[What is expected] Return the material word for word. Do not include pictures.

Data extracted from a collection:
╔══

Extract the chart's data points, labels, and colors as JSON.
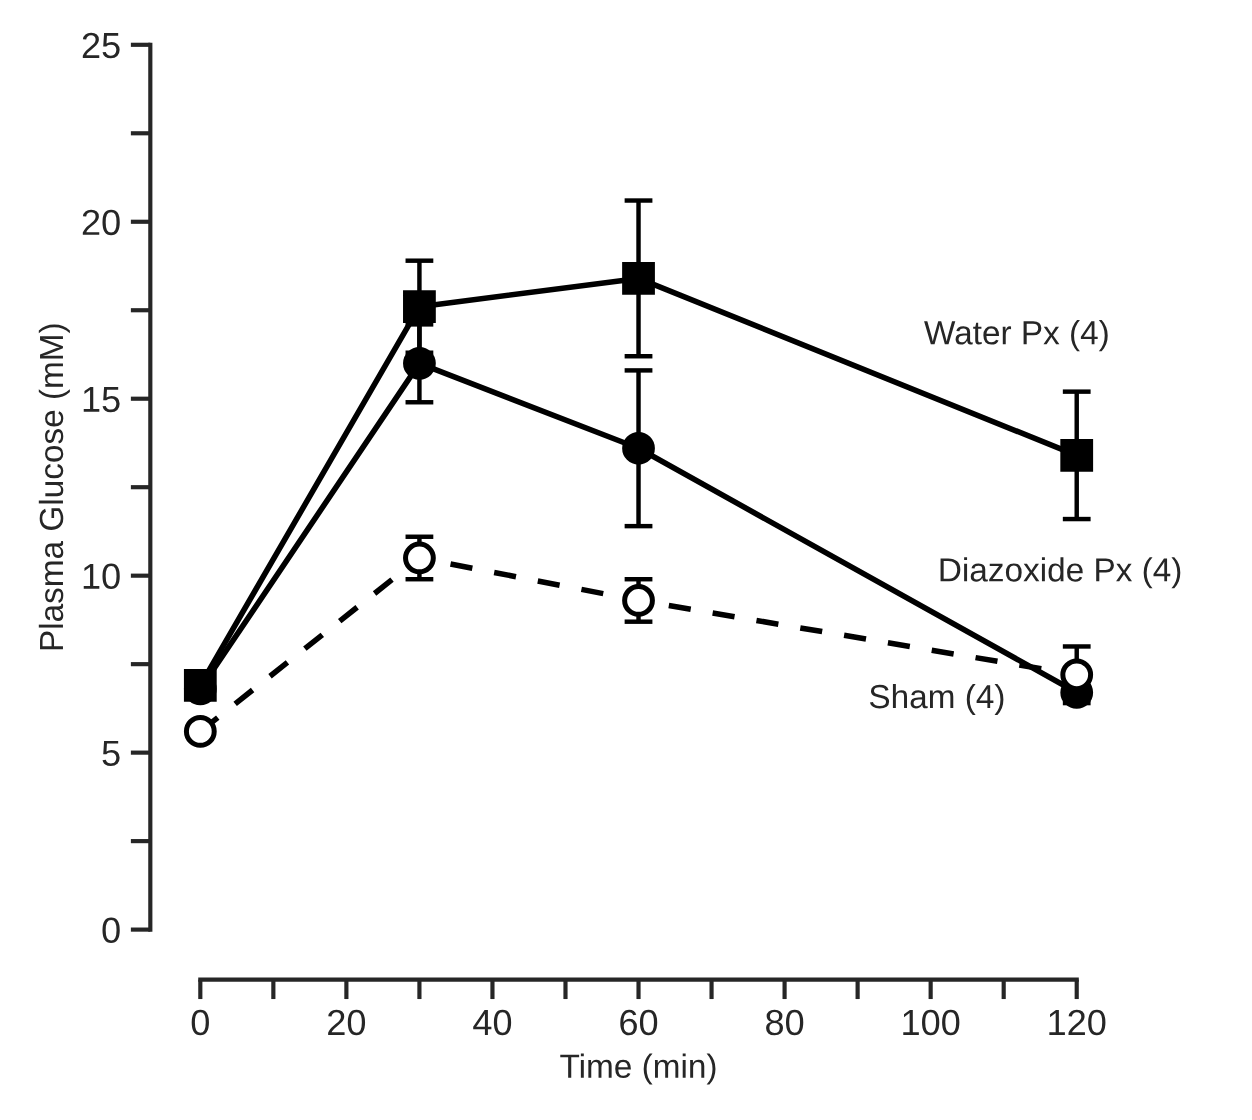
{
  "chart_data": {
    "type": "line",
    "xlabel": "Time (min)",
    "ylabel": "Plasma Glucose (mM)",
    "x": [
      0,
      30,
      60,
      120
    ],
    "xlim": [
      0,
      120
    ],
    "ylim": [
      0,
      25
    ],
    "xticks": [
      0,
      20,
      40,
      60,
      80,
      100,
      120
    ],
    "yticks": [
      0,
      5,
      10,
      15,
      20,
      25
    ],
    "grid": false,
    "legend": false,
    "series": [
      {
        "name": "Water Px (4)",
        "color": "#000000",
        "marker": "square",
        "line_style": "solid",
        "values": [
          6.9,
          17.6,
          18.4,
          13.4
        ],
        "errors": [
          null,
          1.3,
          2.2,
          1.8
        ]
      },
      {
        "name": "Diazoxide Px (4)",
        "color": "#000000",
        "marker": "circle",
        "line_style": "solid",
        "values": [
          6.8,
          16.0,
          13.6,
          6.7
        ],
        "errors": [
          null,
          1.1,
          2.2,
          null
        ]
      },
      {
        "name": "Sham (4)",
        "color": "#000000",
        "marker": "circle",
        "line_style": "dashed",
        "values": [
          5.6,
          10.5,
          9.3,
          7.2
        ],
        "errors": [
          null,
          0.6,
          0.6,
          0.8
        ]
      }
    ]
  }
}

╚══

[Task output]
Extract the chart's data points, labels, and colors as JSON.
{
  "chart_data": {
    "type": "line",
    "xlabel": "Time (min)",
    "ylabel": "Plasma Glucose (mM)",
    "x": [
      0,
      30,
      60,
      120
    ],
    "xlim": [
      0,
      120
    ],
    "ylim": [
      0,
      25
    ],
    "xticks": [
      0,
      20,
      40,
      60,
      80,
      100,
      120
    ],
    "yticks": [
      0,
      5,
      10,
      15,
      20,
      25
    ],
    "grid": false,
    "legend": false,
    "series": [
      {
        "name": "Water Px (4)",
        "color": "#000000",
        "marker": "square",
        "line_style": "solid",
        "values": [
          6.9,
          17.6,
          18.4,
          13.4
        ],
        "errors": [
          null,
          1.3,
          2.2,
          1.8
        ]
      },
      {
        "name": "Diazoxide Px (4)",
        "color": "#000000",
        "marker": "circle",
        "line_style": "solid",
        "values": [
          6.8,
          16.0,
          13.6,
          6.7
        ],
        "errors": [
          null,
          1.1,
          2.2,
          null
        ]
      },
      {
        "name": "Sham (4)",
        "color": "#000000",
        "marker": "circle",
        "line_style": "dashed",
        "values": [
          5.6,
          10.5,
          9.3,
          7.2
        ],
        "errors": [
          null,
          0.6,
          0.6,
          0.8
        ]
      }
    ]
  }
}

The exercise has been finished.